Look through the lines below and state how many hold the word "Обычно". Write only the number.

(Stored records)
::::::
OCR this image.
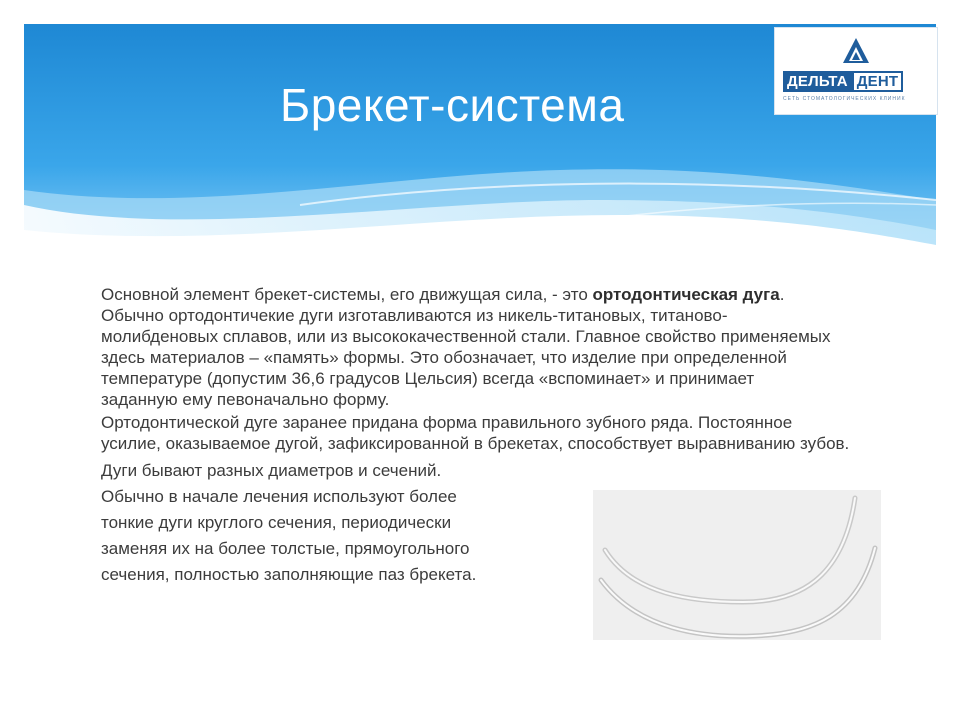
Брекет-система	ДЕЛЬТА ДЕНТ
СЕТЬ СТОМАТОЛОГИЧЕСКИХ КЛИНИК

Основной элемент брекет-системы, его движущая сила, - это ортодонтическая дуга. Обычно ортодонтичекие дуги изготавливаются из никель-титановых, титаново-молибденовых сплавов, или из высококачественной стали. Главное свойство применяемых здесь материалов – «память» формы. Это обозначает, что изделие при определенной температуре (допустим 36,6 градусов Цельсия) всегда «вспоминает» и принимает заданную ему певоначально форму.

Ортодонтической дуге заранее придана форма правильного зубного ряда. Постоянное усилие, оказываемое дугой, зафиксированной в брекетах, способствует выравниванию зубов.

Дуги бывают разных диаметров и сечений.

Обычно в начале лечения используют более

тонкие дуги круглого сечения, периодически

заменяя их на более толстые, прямоугольного

сечения, полностью заполняющие паз брекета.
::::::
■ **Task solution**
2